Please present every line of the data below as a numbered list, omitting any blank lines.

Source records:
[BEGIN]

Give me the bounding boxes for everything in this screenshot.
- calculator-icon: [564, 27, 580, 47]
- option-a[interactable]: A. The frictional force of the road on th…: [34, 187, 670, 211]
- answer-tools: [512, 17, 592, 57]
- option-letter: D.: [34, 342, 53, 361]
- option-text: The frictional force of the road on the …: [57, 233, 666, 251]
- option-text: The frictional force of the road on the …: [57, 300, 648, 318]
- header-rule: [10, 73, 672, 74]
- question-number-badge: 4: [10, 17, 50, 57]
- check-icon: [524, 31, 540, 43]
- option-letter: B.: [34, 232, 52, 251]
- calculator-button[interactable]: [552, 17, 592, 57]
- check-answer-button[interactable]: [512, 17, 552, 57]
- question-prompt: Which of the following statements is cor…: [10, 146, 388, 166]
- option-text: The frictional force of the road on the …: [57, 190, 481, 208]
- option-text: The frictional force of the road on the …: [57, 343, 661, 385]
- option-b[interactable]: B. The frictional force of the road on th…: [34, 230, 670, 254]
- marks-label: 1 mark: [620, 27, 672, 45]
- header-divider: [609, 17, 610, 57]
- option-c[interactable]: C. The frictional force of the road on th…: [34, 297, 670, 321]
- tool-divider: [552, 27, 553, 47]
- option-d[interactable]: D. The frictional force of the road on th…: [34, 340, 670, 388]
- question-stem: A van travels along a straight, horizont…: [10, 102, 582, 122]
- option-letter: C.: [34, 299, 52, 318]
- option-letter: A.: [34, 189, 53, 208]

[END]

# Output of the task
1. Give me the bounding boxes for everything in this screenshot.
2. - calculator-icon: [564, 27, 580, 47]
3. - option-a[interactable]: A. The frictional force of the road on th…: [34, 187, 670, 211]
4. - answer-tools: [512, 17, 592, 57]
5. - option-letter: D.: [34, 342, 53, 361]
6. - option-text: The frictional force of the road on the …: [57, 233, 666, 251]
7. - option-text: The frictional force of the road on the …: [57, 300, 648, 318]
8. - header-rule: [10, 73, 672, 74]
9. - question-number-badge: 4: [10, 17, 50, 57]
10. - check-icon: [524, 31, 540, 43]
11. - option-letter: B.: [34, 232, 52, 251]
12. - calculator-button[interactable]: [552, 17, 592, 57]
13. - check-answer-button[interactable]: [512, 17, 552, 57]
14. - question-prompt: Which of the following statements is cor…: [10, 146, 388, 166]
15. - option-text: The frictional force of the road on the …: [57, 190, 481, 208]
16. - option-text: The frictional force of the road on the …: [57, 343, 661, 385]
17. - option-b[interactable]: B. The frictional force of the road on th…: [34, 230, 670, 254]
18. - marks-label: 1 mark: [620, 27, 672, 45]
19. - header-divider: [609, 17, 610, 57]
20. - option-c[interactable]: C. The frictional force of the road on th…: [34, 297, 670, 321]
21. - tool-divider: [552, 27, 553, 47]
22. - option-d[interactable]: D. The frictional force of the road on th…: [34, 340, 670, 388]
23. - question-stem: A van travels along a straight, horizont…: [10, 102, 582, 122]
24. - option-letter: C.: [34, 299, 52, 318]
25. - option-letter: A.: [34, 189, 53, 208]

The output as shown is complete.